>> START

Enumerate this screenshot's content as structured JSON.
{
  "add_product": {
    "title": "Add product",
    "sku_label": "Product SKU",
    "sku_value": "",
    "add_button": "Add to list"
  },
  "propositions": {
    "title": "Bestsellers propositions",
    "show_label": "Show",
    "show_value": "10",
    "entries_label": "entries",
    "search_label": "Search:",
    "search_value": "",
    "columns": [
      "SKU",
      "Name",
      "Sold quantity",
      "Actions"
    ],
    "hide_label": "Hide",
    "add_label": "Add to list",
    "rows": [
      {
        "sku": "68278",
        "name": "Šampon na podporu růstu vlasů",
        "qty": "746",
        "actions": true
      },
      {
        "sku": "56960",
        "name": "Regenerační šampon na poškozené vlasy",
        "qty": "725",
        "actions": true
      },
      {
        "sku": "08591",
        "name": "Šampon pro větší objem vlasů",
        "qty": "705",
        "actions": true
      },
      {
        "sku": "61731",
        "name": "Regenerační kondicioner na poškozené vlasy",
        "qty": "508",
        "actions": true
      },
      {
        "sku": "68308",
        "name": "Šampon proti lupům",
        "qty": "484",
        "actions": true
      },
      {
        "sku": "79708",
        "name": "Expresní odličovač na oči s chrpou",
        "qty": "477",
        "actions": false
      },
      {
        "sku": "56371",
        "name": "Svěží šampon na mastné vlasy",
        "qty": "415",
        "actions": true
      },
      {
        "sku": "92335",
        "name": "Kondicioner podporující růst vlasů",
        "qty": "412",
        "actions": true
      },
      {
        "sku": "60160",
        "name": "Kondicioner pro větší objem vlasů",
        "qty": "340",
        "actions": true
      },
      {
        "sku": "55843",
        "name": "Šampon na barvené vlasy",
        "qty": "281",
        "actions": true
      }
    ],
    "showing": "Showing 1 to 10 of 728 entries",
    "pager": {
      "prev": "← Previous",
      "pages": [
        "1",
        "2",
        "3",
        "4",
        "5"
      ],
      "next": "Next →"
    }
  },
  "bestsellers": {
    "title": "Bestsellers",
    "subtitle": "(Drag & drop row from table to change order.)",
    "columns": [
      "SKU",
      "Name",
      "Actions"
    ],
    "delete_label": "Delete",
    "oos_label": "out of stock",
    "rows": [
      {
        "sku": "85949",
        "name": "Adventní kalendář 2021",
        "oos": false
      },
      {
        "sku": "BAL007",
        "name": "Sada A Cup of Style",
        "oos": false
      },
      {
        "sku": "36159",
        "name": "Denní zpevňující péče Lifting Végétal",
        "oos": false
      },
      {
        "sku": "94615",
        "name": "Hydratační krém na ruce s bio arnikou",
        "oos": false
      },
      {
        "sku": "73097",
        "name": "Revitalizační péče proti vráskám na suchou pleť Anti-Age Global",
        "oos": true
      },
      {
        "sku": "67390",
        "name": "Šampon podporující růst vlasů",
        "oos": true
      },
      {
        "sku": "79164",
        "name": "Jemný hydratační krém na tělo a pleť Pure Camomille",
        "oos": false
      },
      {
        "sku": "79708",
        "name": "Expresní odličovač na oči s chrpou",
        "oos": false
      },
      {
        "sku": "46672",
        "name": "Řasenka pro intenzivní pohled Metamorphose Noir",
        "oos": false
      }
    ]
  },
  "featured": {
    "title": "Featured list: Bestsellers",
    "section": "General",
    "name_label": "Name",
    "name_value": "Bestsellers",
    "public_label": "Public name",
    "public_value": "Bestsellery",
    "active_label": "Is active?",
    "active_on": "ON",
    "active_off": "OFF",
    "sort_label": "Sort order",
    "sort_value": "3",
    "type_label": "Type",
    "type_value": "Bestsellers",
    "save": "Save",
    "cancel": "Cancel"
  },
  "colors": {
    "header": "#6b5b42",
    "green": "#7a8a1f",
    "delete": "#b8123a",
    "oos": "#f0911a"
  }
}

>> END

_Task description_
Copy the material above, line for line.

_Task solution_
Enumerate this screenshot's content as structured JSON.
{
  "add_product": {
    "title": "Add product",
    "sku_label": "Product SKU",
    "sku_value": "",
    "add_button": "Add to list"
  },
  "propositions": {
    "title": "Bestsellers propositions",
    "show_label": "Show",
    "show_value": "10",
    "entries_label": "entries",
    "search_label": "Search:",
    "search_value": "",
    "columns": [
      "SKU",
      "Name",
      "Sold quantity",
      "Actions"
    ],
    "hide_label": "Hide",
    "add_label": "Add to list",
    "rows": [
      {
        "sku": "68278",
        "name": "Šampon na podporu růstu vlasů",
        "qty": "746",
        "actions": true
      },
      {
        "sku": "56960",
        "name": "Regenerační šampon na poškozené vlasy",
        "qty": "725",
        "actions": true
      },
      {
        "sku": "08591",
        "name": "Šampon pro větší objem vlasů",
        "qty": "705",
        "actions": true
      },
      {
        "sku": "61731",
        "name": "Regenerační kondicioner na poškozené vlasy",
        "qty": "508",
        "actions": true
      },
      {
        "sku": "68308",
        "name": "Šampon proti lupům",
        "qty": "484",
        "actions": true
      },
      {
        "sku": "79708",
        "name": "Expresní odličovač na oči s chrpou",
        "qty": "477",
        "actions": false
      },
      {
        "sku": "56371",
        "name": "Svěží šampon na mastné vlasy",
        "qty": "415",
        "actions": true
      },
      {
        "sku": "92335",
        "name": "Kondicioner podporující růst vlasů",
        "qty": "412",
        "actions": true
      },
      {
        "sku": "60160",
        "name": "Kondicioner pro větší objem vlasů",
        "qty": "340",
        "actions": true
      },
      {
        "sku": "55843",
        "name": "Šampon na barvené vlasy",
        "qty": "281",
        "actions": true
      }
    ],
    "showing": "Showing 1 to 10 of 728 entries",
    "pager": {
      "prev": "← Previous",
      "pages": [
        "1",
        "2",
        "3",
        "4",
        "5"
      ],
      "next": "Next →"
    }
  },
  "bestsellers": {
    "title": "Bestsellers",
    "subtitle": "(Drag & drop row from table to change order.)",
    "columns": [
      "SKU",
      "Name",
      "Actions"
    ],
    "delete_label": "Delete",
    "oos_label": "out of stock",
    "rows": [
      {
        "sku": "85949",
        "name": "Adventní kalendář 2021",
        "oos": false
      },
      {
        "sku": "BAL007",
        "name": "Sada A Cup of Style",
        "oos": false
      },
      {
        "sku": "36159",
        "name": "Denní zpevňující péče Lifting Végétal",
        "oos": false
      },
      {
        "sku": "94615",
        "name": "Hydratační krém na ruce s bio arnikou",
        "oos": false
      },
      {
        "sku": "73097",
        "name": "Revitalizační péče proti vráskám na suchou pleť Anti-Age Global",
        "oos": true
      },
      {
        "sku": "67390",
        "name": "Šampon podporující růst vlasů",
        "oos": true
      },
      {
        "sku": "79164",
        "name": "Jemný hydratační krém na tělo a pleť Pure Camomille",
        "oos": false
      },
      {
        "sku": "79708",
        "name": "Expresní odličovač na oči s chrpou",
        "oos": false
      },
      {
        "sku": "46672",
        "name": "Řasenka pro intenzivní pohled Metamorphose Noir",
        "oos": false
      }
    ]
  },
  "featured": {
    "title": "Featured list: Bestsellers",
    "section": "General",
    "name_label": "Name",
    "name_value": "Bestsellers",
    "public_label": "Public name",
    "public_value": "Bestsellery",
    "active_label": "Is active?",
    "active_on": "ON",
    "active_off": "OFF",
    "sort_label": "Sort order",
    "sort_value": "3",
    "type_label": "Type",
    "type_value": "Bestsellers",
    "save": "Save",
    "cancel": "Cancel"
  },
  "colors": {
    "header": "#6b5b42",
    "green": "#7a8a1f",
    "delete": "#b8123a",
    "oos": "#f0911a"
  }
}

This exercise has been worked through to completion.